# Description of the task
Please copy each line of the listing below precisely, excluding the images.

# Dataset content
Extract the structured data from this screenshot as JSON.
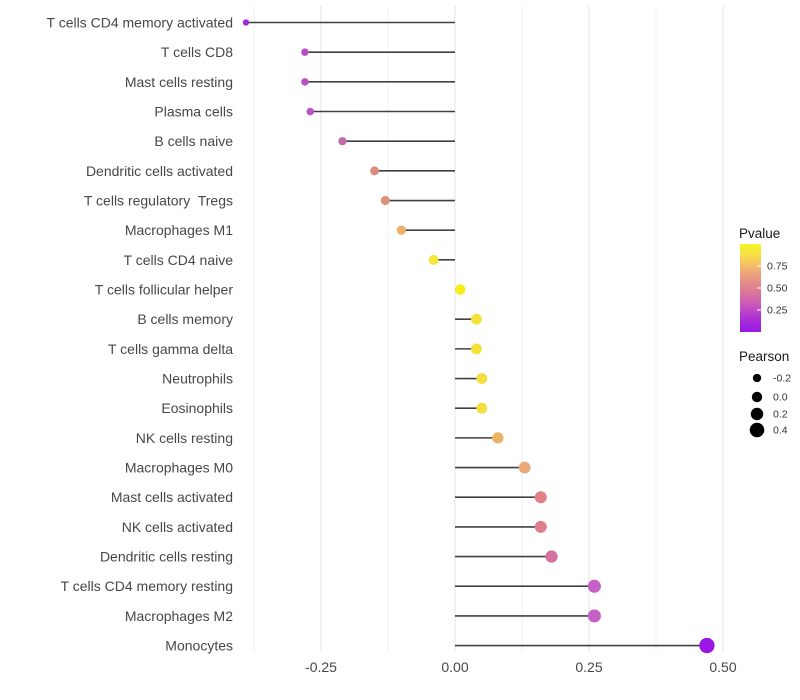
{
  "chart_data": {
    "type": "lollipop",
    "orientation": "horizontal",
    "title": "",
    "xlabel": "",
    "ylabel": "",
    "x_ticks": [
      "-0.25",
      "0.00",
      "0.25",
      "0.50"
    ],
    "x_tick_values": [
      -0.25,
      0.0,
      0.25,
      0.5
    ],
    "x_minor_values": [
      -0.375,
      -0.125,
      0.125,
      0.375
    ],
    "xlim": [
      -0.44,
      0.53
    ],
    "grid": "major+minor vertical, no panel border",
    "rows": [
      {
        "label": "T cells CD4 memory activated",
        "pearson": -0.39,
        "pvalue": 0.1,
        "color": "#9d2bd8"
      },
      {
        "label": "T cells CD8",
        "pearson": -0.28,
        "pvalue": 0.2,
        "color": "#b94fc5"
      },
      {
        "label": "Mast cells resting",
        "pearson": -0.28,
        "pvalue": 0.2,
        "color": "#b94fc5"
      },
      {
        "label": "Plasma cells",
        "pearson": -0.27,
        "pvalue": 0.22,
        "color": "#bc53c2"
      },
      {
        "label": "B cells naive",
        "pearson": -0.21,
        "pvalue": 0.3,
        "color": "#c768ab"
      },
      {
        "label": "Dendritic cells activated",
        "pearson": -0.15,
        "pvalue": 0.45,
        "color": "#d98c7e"
      },
      {
        "label": "T cells regulatory  Tregs",
        "pearson": -0.13,
        "pvalue": 0.47,
        "color": "#dd907c"
      },
      {
        "label": "Macrophages M1",
        "pearson": -0.1,
        "pvalue": 0.6,
        "color": "#edb169"
      },
      {
        "label": "T cells CD4 naive",
        "pearson": -0.04,
        "pvalue": 0.85,
        "color": "#f5e73c"
      },
      {
        "label": "T cells follicular helper",
        "pearson": 0.01,
        "pvalue": 0.93,
        "color": "#f8ef19"
      },
      {
        "label": "B cells memory",
        "pearson": 0.04,
        "pvalue": 0.85,
        "color": "#f4e23b"
      },
      {
        "label": "T cells gamma delta",
        "pearson": 0.04,
        "pvalue": 0.85,
        "color": "#f4e23b"
      },
      {
        "label": "Neutrophils",
        "pearson": 0.05,
        "pvalue": 0.82,
        "color": "#f2de3e"
      },
      {
        "label": "Eosinophils",
        "pearson": 0.05,
        "pvalue": 0.82,
        "color": "#f2de3e"
      },
      {
        "label": "NK cells resting",
        "pearson": 0.08,
        "pvalue": 0.65,
        "color": "#ecb365"
      },
      {
        "label": "Macrophages M0",
        "pearson": 0.13,
        "pvalue": 0.58,
        "color": "#eda87a"
      },
      {
        "label": "Mast cells activated",
        "pearson": 0.16,
        "pvalue": 0.48,
        "color": "#e08286"
      },
      {
        "label": "NK cells activated",
        "pearson": 0.16,
        "pvalue": 0.47,
        "color": "#dd7f8c"
      },
      {
        "label": "Dendritic cells resting",
        "pearson": 0.18,
        "pvalue": 0.4,
        "color": "#d4719f"
      },
      {
        "label": "T cells CD4 memory resting",
        "pearson": 0.26,
        "pvalue": 0.24,
        "color": "#c361c6"
      },
      {
        "label": "Macrophages M2",
        "pearson": 0.26,
        "pvalue": 0.24,
        "color": "#c361c6"
      },
      {
        "label": "Monocytes",
        "pearson": 0.47,
        "pvalue": 0.04,
        "color": "#9b16e4"
      }
    ],
    "legends": {
      "pvalue": {
        "title": "Pvalue",
        "ticks": [
          "0.75",
          "0.50",
          "0.25"
        ],
        "tick_values": [
          0.75,
          0.5,
          0.25
        ],
        "range": [
          0,
          1
        ],
        "gradient_top_to_bottom": [
          "#f1f525",
          "#f8e343",
          "#f7cb5d",
          "#f0ad74",
          "#e89483",
          "#e0808f",
          "#d56ba4",
          "#c854bb",
          "#b53ad0",
          "#a326de",
          "#991be2"
        ]
      },
      "pearson": {
        "title": "Pearson",
        "items": [
          {
            "label": "-0.2",
            "value": -0.2
          },
          {
            "label": "0.0",
            "value": 0.0
          },
          {
            "label": "0.2",
            "value": 0.2
          },
          {
            "label": "0.4",
            "value": 0.4
          }
        ],
        "dot_color": "#000000"
      }
    },
    "colors": {
      "stem": "#404040",
      "axis_text": "#474747",
      "grid_major": "#e6e6e6",
      "grid_minor": "#f2f2f2",
      "background": "#ffffff"
    }
  }
}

# Exercise answer
Extract the structured data from this screenshot as JSON.
{
  "chart_data": {
    "type": "lollipop",
    "orientation": "horizontal",
    "title": "",
    "xlabel": "",
    "ylabel": "",
    "x_ticks": [
      "-0.25",
      "0.00",
      "0.25",
      "0.50"
    ],
    "x_tick_values": [
      -0.25,
      0.0,
      0.25,
      0.5
    ],
    "x_minor_values": [
      -0.375,
      -0.125,
      0.125,
      0.375
    ],
    "xlim": [
      -0.44,
      0.53
    ],
    "grid": "major+minor vertical, no panel border",
    "rows": [
      {
        "label": "T cells CD4 memory activated",
        "pearson": -0.39,
        "pvalue": 0.1,
        "color": "#9d2bd8"
      },
      {
        "label": "T cells CD8",
        "pearson": -0.28,
        "pvalue": 0.2,
        "color": "#b94fc5"
      },
      {
        "label": "Mast cells resting",
        "pearson": -0.28,
        "pvalue": 0.2,
        "color": "#b94fc5"
      },
      {
        "label": "Plasma cells",
        "pearson": -0.27,
        "pvalue": 0.22,
        "color": "#bc53c2"
      },
      {
        "label": "B cells naive",
        "pearson": -0.21,
        "pvalue": 0.3,
        "color": "#c768ab"
      },
      {
        "label": "Dendritic cells activated",
        "pearson": -0.15,
        "pvalue": 0.45,
        "color": "#d98c7e"
      },
      {
        "label": "T cells regulatory  Tregs",
        "pearson": -0.13,
        "pvalue": 0.47,
        "color": "#dd907c"
      },
      {
        "label": "Macrophages M1",
        "pearson": -0.1,
        "pvalue": 0.6,
        "color": "#edb169"
      },
      {
        "label": "T cells CD4 naive",
        "pearson": -0.04,
        "pvalue": 0.85,
        "color": "#f5e73c"
      },
      {
        "label": "T cells follicular helper",
        "pearson": 0.01,
        "pvalue": 0.93,
        "color": "#f8ef19"
      },
      {
        "label": "B cells memory",
        "pearson": 0.04,
        "pvalue": 0.85,
        "color": "#f4e23b"
      },
      {
        "label": "T cells gamma delta",
        "pearson": 0.04,
        "pvalue": 0.85,
        "color": "#f4e23b"
      },
      {
        "label": "Neutrophils",
        "pearson": 0.05,
        "pvalue": 0.82,
        "color": "#f2de3e"
      },
      {
        "label": "Eosinophils",
        "pearson": 0.05,
        "pvalue": 0.82,
        "color": "#f2de3e"
      },
      {
        "label": "NK cells resting",
        "pearson": 0.08,
        "pvalue": 0.65,
        "color": "#ecb365"
      },
      {
        "label": "Macrophages M0",
        "pearson": 0.13,
        "pvalue": 0.58,
        "color": "#eda87a"
      },
      {
        "label": "Mast cells activated",
        "pearson": 0.16,
        "pvalue": 0.48,
        "color": "#e08286"
      },
      {
        "label": "NK cells activated",
        "pearson": 0.16,
        "pvalue": 0.47,
        "color": "#dd7f8c"
      },
      {
        "label": "Dendritic cells resting",
        "pearson": 0.18,
        "pvalue": 0.4,
        "color": "#d4719f"
      },
      {
        "label": "T cells CD4 memory resting",
        "pearson": 0.26,
        "pvalue": 0.24,
        "color": "#c361c6"
      },
      {
        "label": "Macrophages M2",
        "pearson": 0.26,
        "pvalue": 0.24,
        "color": "#c361c6"
      },
      {
        "label": "Monocytes",
        "pearson": 0.47,
        "pvalue": 0.04,
        "color": "#9b16e4"
      }
    ],
    "legends": {
      "pvalue": {
        "title": "Pvalue",
        "ticks": [
          "0.75",
          "0.50",
          "0.25"
        ],
        "tick_values": [
          0.75,
          0.5,
          0.25
        ],
        "range": [
          0,
          1
        ],
        "gradient_top_to_bottom": [
          "#f1f525",
          "#f8e343",
          "#f7cb5d",
          "#f0ad74",
          "#e89483",
          "#e0808f",
          "#d56ba4",
          "#c854bb",
          "#b53ad0",
          "#a326de",
          "#991be2"
        ]
      },
      "pearson": {
        "title": "Pearson",
        "items": [
          {
            "label": "-0.2",
            "value": -0.2
          },
          {
            "label": "0.0",
            "value": 0.0
          },
          {
            "label": "0.2",
            "value": 0.2
          },
          {
            "label": "0.4",
            "value": 0.4
          }
        ],
        "dot_color": "#000000"
      }
    },
    "colors": {
      "stem": "#404040",
      "axis_text": "#474747",
      "grid_major": "#e6e6e6",
      "grid_minor": "#f2f2f2",
      "background": "#ffffff"
    }
  }
}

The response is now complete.